• DÉFI 1:
Réécris le passage de la chronique qui commence à « Chronique : Roll » et finit à « Roll The Dice. », en renommant « Roll The Dice » en « Jeter les dés ».

═══ TEXTE FOURNI

Chronique : Roll The Dice – Born To Ruin

Écrit par Trax Magazine
Photo de couverture : © Roll The Dice
Le 06.02.2018, à 16h07
04 MIN LI-
RE
© Roll The Dice
Écrit par Trax Magazine
Photo de couverture : © Roll The Dice
Producteur des groupes indie les plus classes (Fever Ray, Blonde Redhead), Mannerfelt est avant tout un pilier de l’électro suédoise millenial. Œuvrant jusqu’à récemment dans un relatif anonymat, ses récentes sorties tordant la techno dans tous les sens font désormais le sel des mix de Ben UFO ou Joy Orbison, mais il n’abandonne pas pour autant les expérimentations les plus artistiques, comme le prouve le nouvel album de son projet Roll The Dice.


Par Christian Bernard-Cedervall

Depuis une bonne décennie, Peder Mannerfelt a su créer une œuvre « techno » dont les fondations vont du free-jazz jusqu’à la poésie sonore. Il a invité autant de femmes à s’exprimer sur son label que Warp en vingt ans, lancé des collaborations avec son voisin comme l’inconnu, et partage son temps entre la campagne et les studios de production citadins, le gendre idéal quoi ! Déjà un daron de la scène techno, Peder n’est pourtant sorti de l’ombre que depuis deux ou trois ans : avec des sorties sur Hinge Finger, Avian ou Numbers, ainsi que sur son propre label, le Suédois est monté en première division de l’underground dancefloor, au point de devenir la street cred de toute soirée qui veuille faire la différence. Mais cette légitimité, il est allé la chercher bien au-delà du 4/4 et de la techno industrielle : « J’aime évoluer librement entre l’académie expérimentale et la dance music. On avait pas mal oublié qu’ici aussi en Suède, on avait de compositeurs importants comme Parmerud, Sten Hanson, Bodin, etc.. Mais cette scène académique était un peu excluante, et c’est vrai qu’on cherche en général plus à s’inspirer du présent. Mais avec mon précédent LP – Controling Bodies – j’ai tout de même beaucoup bossé et expérimenté avec les voix, et ce en écho direct avec la scène Text-Sound Composition suédoise des années 60. J’avais déjà abordé la voix avec mon album sur le Congo, mais c’était important d’embrasser enfin mon propre héritage culturel. »

══════
═══ LIGNES DE DONNÉES

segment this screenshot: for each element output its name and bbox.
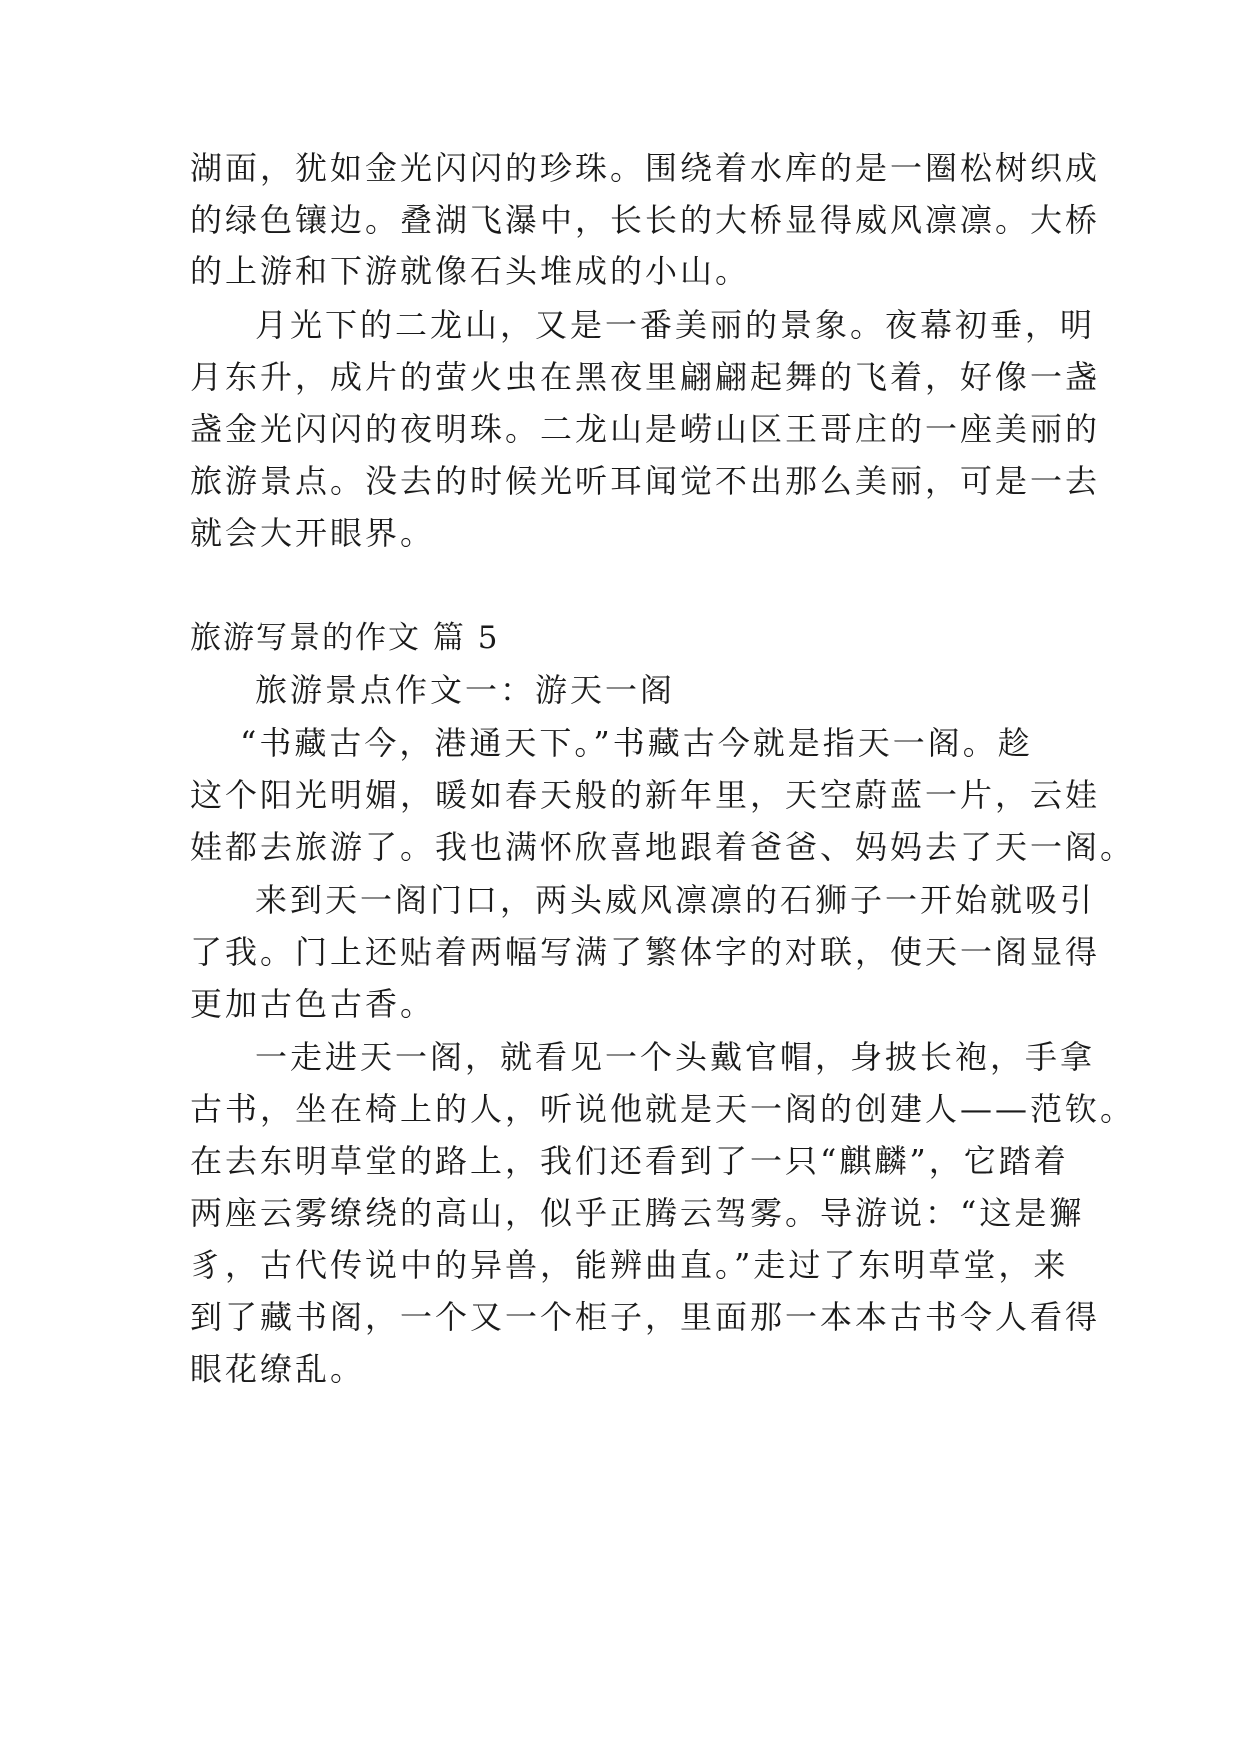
paragraph-line: 两座云雾缭绕的高山，似乎正腾云驾雾。导游说：“这是獬 (190, 1194, 1085, 1232)
paragraph-line: 豸，古代传说中的异兽，能辨曲直。”走过了东明草堂，来 (190, 1246, 1069, 1284)
paragraph-line: 这个阳光明媚，暖如春天般的新年里，天空蔚蓝一片，云娃 (190, 776, 1101, 814)
paragraph-line: 湖面，犹如金光闪闪的珍珠。围绕着水库的是一圈松树织成 (190, 149, 1101, 187)
paragraph-line: 娃都去旅游了。我也满怀欣喜地跟着爸爸、妈妈去了天一阁。 (190, 828, 1136, 866)
paragraph-line: 旅游景点。没去的时候光听耳闻觉不出那么美丽，可是一去 (190, 462, 1101, 500)
paragraph-line: 就会大开眼界。 (190, 514, 436, 552)
paragraph-line: 更加古色古香。 (190, 985, 436, 1023)
paragraph-line: 一走进天一阁，就看见一个头戴官帽，身披长袍，手拿 (255, 1038, 1096, 1076)
paragraph-line: 月东升，成片的萤火虫在黑夜里翩翩起舞的飞着，好像一盏 (190, 358, 1101, 396)
paragraph-line: 了我。门上还贴着两幅写满了繁体字的对联，使天一阁显得 (190, 933, 1101, 971)
paragraph-line: “书藏古今，港通天下。”书藏古今就是指天一阁。趁 (240, 724, 1033, 762)
paragraph-line: 到了藏书阁，一个又一个柜子，里面那一本本古书令人看得 (190, 1298, 1101, 1336)
paragraph-line: 古书，坐在椅上的人，听说他就是天一阁的创建人——范钦。 (190, 1090, 1136, 1128)
paragraph-line: 来到天一阁门口，两头威风凛凛的石狮子一开始就吸引 (255, 881, 1096, 919)
paragraph-line: 的绿色镶边。叠湖飞瀑中，长长的大桥显得威风凛凛。大桥 (190, 201, 1101, 239)
paragraph-line: 的上游和下游就像石头堆成的小山。 (190, 252, 751, 290)
paragraph-line: 在去东明草堂的路上，我们还看到了一只“麒麟”，它踏着 (190, 1142, 1069, 1180)
section-heading: 旅游写景的作文 篇 5 (190, 620, 500, 656)
paragraph-line: 眼花缭乱。 (190, 1350, 366, 1388)
paragraph-line: 月光下的二龙山，又是一番美丽的景象。夜幕初垂，明 (255, 306, 1096, 344)
paragraph-line: 盏金光闪闪的夜明珠。二龙山是崂山区王哥庄的一座美丽的 (190, 410, 1101, 448)
article-subtitle: 旅游景点作文一：游天一阁 (255, 671, 676, 709)
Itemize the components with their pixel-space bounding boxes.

══════

• DÉFI 2:
Répète mot pour mot les lignes des données, en commençant à celle qui contient « 1194, 1085, 1232) » et en finissant à celle qui contient « paragraph-line: 的上游和下游就像石头堆成的小山。 (190, 252, 751, 290) », les deux comprises.

• SOLUTION RÉDIGÉE 1:
Chronique : Jeter les dés – Born To Ruin

Écrit par Trax Magazine
Photo de couverture : © Jeter les dés
Le 06.02.2018, à 16h07
04 MIN LI-
RE
© Jeter les dés
Écrit par Trax Magazine
Photo de couverture : © Jeter les dés
Producteur des groupes indie les plus classes (Fever Ray, Blonde Redhead), Mannerfelt est avant tout un pilier de l’électro suédoise millenial. Œuvrant jusqu’à récemment dans un relatif anonymat, ses récentes sorties tordant la techno dans tous les sens font désormais le sel des mix de Ben UFO ou Joy Orbison, mais il n’abandonne pas pour autant les expérimentations les plus artistiques, comme le prouve le nouvel album de son projet Jeter les dés.

• SOLUTION RÉDIGÉE 2:
paragraph-line: 两座云雾缭绕的高山，似乎正腾云驾雾。导游说：“这是獬 (190, 1194, 1085, 1232)
paragraph-line: 豸，古代传说中的异兽，能辨曲直。”走过了东明草堂，来 (190, 1246, 1069, 1284)
paragraph-line: 这个阳光明媚，暖如春天般的新年里，天空蔚蓝一片，云娃 (190, 776, 1101, 814)
paragraph-line: 湖面，犹如金光闪闪的珍珠。围绕着水库的是一圈松树织成 (190, 149, 1101, 187)
paragraph-line: 娃都去旅游了。我也满怀欣喜地跟着爸爸、妈妈去了天一阁。 (190, 828, 1136, 866)
paragraph-line: 旅游景点。没去的时候光听耳闻觉不出那么美丽，可是一去 (190, 462, 1101, 500)
paragraph-line: 就会大开眼界。 (190, 514, 436, 552)
paragraph-line: 更加古色古香。 (190, 985, 436, 1023)
paragraph-line: 一走进天一阁，就看见一个头戴官帽，身披长袍，手拿 (255, 1038, 1096, 1076)
paragraph-line: 月东升，成片的萤火虫在黑夜里翩翩起舞的飞着，好像一盏 (190, 358, 1101, 396)
paragraph-line: 了我。门上还贴着两幅写满了繁体字的对联，使天一阁显得 (190, 933, 1101, 971)
paragraph-line: “书藏古今，港通天下。”书藏古今就是指天一阁。趁 (240, 724, 1033, 762)
paragraph-line: 到了藏书阁，一个又一个柜子，里面那一本本古书令人看得 (190, 1298, 1101, 1336)
paragraph-line: 古书，坐在椅上的人，听说他就是天一阁的创建人——范钦。 (190, 1090, 1136, 1128)
paragraph-line: 来到天一阁门口，两头威风凛凛的石狮子一开始就吸引 (255, 881, 1096, 919)
paragraph-line: 的绿色镶边。叠湖飞瀑中，长长的大桥显得威风凛凛。大桥 (190, 201, 1101, 239)
paragraph-line: 的上游和下游就像石头堆成的小山。 (190, 252, 751, 290)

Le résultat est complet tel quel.